Stored items from a collection
============================================================

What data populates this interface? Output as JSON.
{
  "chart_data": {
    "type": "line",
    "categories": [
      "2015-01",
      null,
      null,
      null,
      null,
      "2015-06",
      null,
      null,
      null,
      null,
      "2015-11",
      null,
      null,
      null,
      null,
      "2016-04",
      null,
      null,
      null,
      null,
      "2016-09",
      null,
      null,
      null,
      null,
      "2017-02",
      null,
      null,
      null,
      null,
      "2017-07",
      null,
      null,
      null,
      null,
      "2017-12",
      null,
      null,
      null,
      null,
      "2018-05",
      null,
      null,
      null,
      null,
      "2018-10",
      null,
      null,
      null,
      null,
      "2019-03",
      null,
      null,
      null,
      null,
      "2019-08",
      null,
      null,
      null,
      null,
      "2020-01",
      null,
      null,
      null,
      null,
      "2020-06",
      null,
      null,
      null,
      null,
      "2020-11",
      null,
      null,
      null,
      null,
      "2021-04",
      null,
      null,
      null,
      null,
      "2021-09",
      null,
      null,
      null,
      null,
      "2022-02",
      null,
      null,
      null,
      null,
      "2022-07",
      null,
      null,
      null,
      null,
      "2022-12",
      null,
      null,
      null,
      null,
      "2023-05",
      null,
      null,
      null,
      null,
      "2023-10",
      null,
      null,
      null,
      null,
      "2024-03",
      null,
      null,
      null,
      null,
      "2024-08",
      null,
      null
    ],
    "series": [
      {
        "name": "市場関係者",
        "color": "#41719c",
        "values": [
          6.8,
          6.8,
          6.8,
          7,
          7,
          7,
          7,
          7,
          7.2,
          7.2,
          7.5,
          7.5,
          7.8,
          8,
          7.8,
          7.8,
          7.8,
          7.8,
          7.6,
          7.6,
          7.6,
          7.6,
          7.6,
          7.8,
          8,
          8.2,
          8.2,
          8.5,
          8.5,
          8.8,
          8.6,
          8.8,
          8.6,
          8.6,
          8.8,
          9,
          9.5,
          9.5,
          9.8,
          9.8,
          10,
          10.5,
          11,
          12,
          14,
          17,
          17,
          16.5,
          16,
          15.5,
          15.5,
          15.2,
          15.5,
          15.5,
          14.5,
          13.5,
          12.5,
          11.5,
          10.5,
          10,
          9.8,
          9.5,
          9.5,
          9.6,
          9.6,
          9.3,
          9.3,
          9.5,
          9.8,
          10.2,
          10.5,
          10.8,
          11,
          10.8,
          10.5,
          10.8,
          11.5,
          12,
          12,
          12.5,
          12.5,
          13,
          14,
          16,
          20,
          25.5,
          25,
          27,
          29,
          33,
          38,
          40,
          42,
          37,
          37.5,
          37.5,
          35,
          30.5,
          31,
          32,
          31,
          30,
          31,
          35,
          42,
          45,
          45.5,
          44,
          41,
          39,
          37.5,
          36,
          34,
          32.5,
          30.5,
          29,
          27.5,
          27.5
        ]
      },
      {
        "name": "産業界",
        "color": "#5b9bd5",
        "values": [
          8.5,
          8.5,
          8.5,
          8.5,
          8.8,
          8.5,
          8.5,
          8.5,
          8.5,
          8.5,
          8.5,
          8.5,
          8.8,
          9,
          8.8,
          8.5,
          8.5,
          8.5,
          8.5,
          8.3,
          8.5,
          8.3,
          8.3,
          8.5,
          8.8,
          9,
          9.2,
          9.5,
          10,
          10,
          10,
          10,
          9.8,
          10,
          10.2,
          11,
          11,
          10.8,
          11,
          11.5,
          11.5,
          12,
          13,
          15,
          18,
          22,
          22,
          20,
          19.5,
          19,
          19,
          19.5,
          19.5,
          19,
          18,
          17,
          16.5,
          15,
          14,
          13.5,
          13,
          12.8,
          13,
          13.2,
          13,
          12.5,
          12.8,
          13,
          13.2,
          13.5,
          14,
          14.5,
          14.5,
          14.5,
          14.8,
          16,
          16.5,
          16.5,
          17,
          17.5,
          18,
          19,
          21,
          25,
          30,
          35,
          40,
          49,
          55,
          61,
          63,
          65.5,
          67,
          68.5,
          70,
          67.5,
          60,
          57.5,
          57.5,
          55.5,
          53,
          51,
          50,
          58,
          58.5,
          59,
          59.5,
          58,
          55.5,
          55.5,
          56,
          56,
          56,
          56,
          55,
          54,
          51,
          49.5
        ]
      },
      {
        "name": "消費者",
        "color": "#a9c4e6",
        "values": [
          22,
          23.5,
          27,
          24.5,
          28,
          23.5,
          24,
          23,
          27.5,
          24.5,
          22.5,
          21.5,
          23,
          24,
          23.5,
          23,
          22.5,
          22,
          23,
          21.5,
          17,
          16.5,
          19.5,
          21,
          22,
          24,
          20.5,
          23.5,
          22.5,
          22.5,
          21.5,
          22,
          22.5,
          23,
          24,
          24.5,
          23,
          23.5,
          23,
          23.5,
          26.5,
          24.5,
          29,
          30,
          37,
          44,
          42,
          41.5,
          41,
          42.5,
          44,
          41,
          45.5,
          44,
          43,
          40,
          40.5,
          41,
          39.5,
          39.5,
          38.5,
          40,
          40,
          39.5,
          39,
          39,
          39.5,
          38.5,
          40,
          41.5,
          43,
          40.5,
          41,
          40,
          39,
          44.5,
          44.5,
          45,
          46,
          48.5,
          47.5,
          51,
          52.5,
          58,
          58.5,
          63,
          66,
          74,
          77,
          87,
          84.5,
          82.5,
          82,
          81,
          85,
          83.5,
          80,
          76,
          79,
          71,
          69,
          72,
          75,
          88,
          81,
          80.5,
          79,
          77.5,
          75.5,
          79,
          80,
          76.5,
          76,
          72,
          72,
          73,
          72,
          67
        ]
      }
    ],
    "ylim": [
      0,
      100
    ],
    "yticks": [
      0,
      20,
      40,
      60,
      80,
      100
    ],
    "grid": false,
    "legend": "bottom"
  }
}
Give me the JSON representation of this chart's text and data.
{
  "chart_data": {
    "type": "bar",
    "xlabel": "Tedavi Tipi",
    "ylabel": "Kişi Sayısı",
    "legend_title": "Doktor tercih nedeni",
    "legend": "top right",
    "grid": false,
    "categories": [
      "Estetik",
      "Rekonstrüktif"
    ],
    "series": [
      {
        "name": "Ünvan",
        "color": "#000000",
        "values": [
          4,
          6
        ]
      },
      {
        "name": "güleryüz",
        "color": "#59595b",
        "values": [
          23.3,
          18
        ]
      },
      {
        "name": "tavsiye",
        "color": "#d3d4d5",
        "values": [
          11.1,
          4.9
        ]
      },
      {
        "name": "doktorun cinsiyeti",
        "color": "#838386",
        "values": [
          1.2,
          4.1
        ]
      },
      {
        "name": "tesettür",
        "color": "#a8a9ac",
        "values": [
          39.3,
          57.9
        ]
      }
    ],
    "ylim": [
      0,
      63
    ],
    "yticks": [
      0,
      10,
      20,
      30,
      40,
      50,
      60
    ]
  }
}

============================================================

Write down the full listing again, exactly.

■ Result of this task
What data populates this interface? Output as JSON.
{
  "chart_data": {
    "type": "line",
    "categories": [
      "2015-01",
      null,
      null,
      null,
      null,
      "2015-06",
      null,
      null,
      null,
      null,
      "2015-11",
      null,
      null,
      null,
      null,
      "2016-04",
      null,
      null,
      null,
      null,
      "2016-09",
      null,
      null,
      null,
      null,
      "2017-02",
      null,
      null,
      null,
      null,
      "2017-07",
      null,
      null,
      null,
      null,
      "2017-12",
      null,
      null,
      null,
      null,
      "2018-05",
      null,
      null,
      null,
      null,
      "2018-10",
      null,
      null,
      null,
      null,
      "2019-03",
      null,
      null,
      null,
      null,
      "2019-08",
      null,
      null,
      null,
      null,
      "2020-01",
      null,
      null,
      null,
      null,
      "2020-06",
      null,
      null,
      null,
      null,
      "2020-11",
      null,
      null,
      null,
      null,
      "2021-04",
      null,
      null,
      null,
      null,
      "2021-09",
      null,
      null,
      null,
      null,
      "2022-02",
      null,
      null,
      null,
      null,
      "2022-07",
      null,
      null,
      null,
      null,
      "2022-12",
      null,
      null,
      null,
      null,
      "2023-05",
      null,
      null,
      null,
      null,
      "2023-10",
      null,
      null,
      null,
      null,
      "2024-03",
      null,
      null,
      null,
      null,
      "2024-08",
      null,
      null
    ],
    "series": [
      {
        "name": "市場関係者",
        "color": "#41719c",
        "values": [
          6.8,
          6.8,
          6.8,
          7,
          7,
          7,
          7,
          7,
          7.2,
          7.2,
          7.5,
          7.5,
          7.8,
          8,
          7.8,
          7.8,
          7.8,
          7.8,
          7.6,
          7.6,
          7.6,
          7.6,
          7.6,
          7.8,
          8,
          8.2,
          8.2,
          8.5,
          8.5,
          8.8,
          8.6,
          8.8,
          8.6,
          8.6,
          8.8,
          9,
          9.5,
          9.5,
          9.8,
          9.8,
          10,
          10.5,
          11,
          12,
          14,
          17,
          17,
          16.5,
          16,
          15.5,
          15.5,
          15.2,
          15.5,
          15.5,
          14.5,
          13.5,
          12.5,
          11.5,
          10.5,
          10,
          9.8,
          9.5,
          9.5,
          9.6,
          9.6,
          9.3,
          9.3,
          9.5,
          9.8,
          10.2,
          10.5,
          10.8,
          11,
          10.8,
          10.5,
          10.8,
          11.5,
          12,
          12,
          12.5,
          12.5,
          13,
          14,
          16,
          20,
          25.5,
          25,
          27,
          29,
          33,
          38,
          40,
          42,
          37,
          37.5,
          37.5,
          35,
          30.5,
          31,
          32,
          31,
          30,
          31,
          35,
          42,
          45,
          45.5,
          44,
          41,
          39,
          37.5,
          36,
          34,
          32.5,
          30.5,
          29,
          27.5,
          27.5
        ]
      },
      {
        "name": "産業界",
        "color": "#5b9bd5",
        "values": [
          8.5,
          8.5,
          8.5,
          8.5,
          8.8,
          8.5,
          8.5,
          8.5,
          8.5,
          8.5,
          8.5,
          8.5,
          8.8,
          9,
          8.8,
          8.5,
          8.5,
          8.5,
          8.5,
          8.3,
          8.5,
          8.3,
          8.3,
          8.5,
          8.8,
          9,
          9.2,
          9.5,
          10,
          10,
          10,
          10,
          9.8,
          10,
          10.2,
          11,
          11,
          10.8,
          11,
          11.5,
          11.5,
          12,
          13,
          15,
          18,
          22,
          22,
          20,
          19.5,
          19,
          19,
          19.5,
          19.5,
          19,
          18,
          17,
          16.5,
          15,
          14,
          13.5,
          13,
          12.8,
          13,
          13.2,
          13,
          12.5,
          12.8,
          13,
          13.2,
          13.5,
          14,
          14.5,
          14.5,
          14.5,
          14.8,
          16,
          16.5,
          16.5,
          17,
          17.5,
          18,
          19,
          21,
          25,
          30,
          35,
          40,
          49,
          55,
          61,
          63,
          65.5,
          67,
          68.5,
          70,
          67.5,
          60,
          57.5,
          57.5,
          55.5,
          53,
          51,
          50,
          58,
          58.5,
          59,
          59.5,
          58,
          55.5,
          55.5,
          56,
          56,
          56,
          56,
          55,
          54,
          51,
          49.5
        ]
      },
      {
        "name": "消費者",
        "color": "#a9c4e6",
        "values": [
          22,
          23.5,
          27,
          24.5,
          28,
          23.5,
          24,
          23,
          27.5,
          24.5,
          22.5,
          21.5,
          23,
          24,
          23.5,
          23,
          22.5,
          22,
          23,
          21.5,
          17,
          16.5,
          19.5,
          21,
          22,
          24,
          20.5,
          23.5,
          22.5,
          22.5,
          21.5,
          22,
          22.5,
          23,
          24,
          24.5,
          23,
          23.5,
          23,
          23.5,
          26.5,
          24.5,
          29,
          30,
          37,
          44,
          42,
          41.5,
          41,
          42.5,
          44,
          41,
          45.5,
          44,
          43,
          40,
          40.5,
          41,
          39.5,
          39.5,
          38.5,
          40,
          40,
          39.5,
          39,
          39,
          39.5,
          38.5,
          40,
          41.5,
          43,
          40.5,
          41,
          40,
          39,
          44.5,
          44.5,
          45,
          46,
          48.5,
          47.5,
          51,
          52.5,
          58,
          58.5,
          63,
          66,
          74,
          77,
          87,
          84.5,
          82.5,
          82,
          81,
          85,
          83.5,
          80,
          76,
          79,
          71,
          69,
          72,
          75,
          88,
          81,
          80.5,
          79,
          77.5,
          75.5,
          79,
          80,
          76.5,
          76,
          72,
          72,
          73,
          72,
          67
        ]
      }
    ],
    "ylim": [
      0,
      100
    ],
    "yticks": [
      0,
      20,
      40,
      60,
      80,
      100
    ],
    "grid": false,
    "legend": "bottom"
  }
}
Give me the JSON representation of this chart's text and data.
{
  "chart_data": {
    "type": "bar",
    "xlabel": "Tedavi Tipi",
    "ylabel": "Kişi Sayısı",
    "legend_title": "Doktor tercih nedeni",
    "legend": "top right",
    "grid": false,
    "categories": [
      "Estetik",
      "Rekonstrüktif"
    ],
    "series": [
      {
        "name": "Ünvan",
        "color": "#000000",
        "values": [
          4,
          6
        ]
      },
      {
        "name": "güleryüz",
        "color": "#59595b",
        "values": [
          23.3,
          18
        ]
      },
      {
        "name": "tavsiye",
        "color": "#d3d4d5",
        "values": [
          11.1,
          4.9
        ]
      },
      {
        "name": "doktorun cinsiyeti",
        "color": "#838386",
        "values": [
          1.2,
          4.1
        ]
      },
      {
        "name": "tesettür",
        "color": "#a8a9ac",
        "values": [
          39.3,
          57.9
        ]
      }
    ],
    "ylim": [
      0,
      63
    ],
    "yticks": [
      0,
      10,
      20,
      30,
      40,
      50,
      60
    ]
  }
}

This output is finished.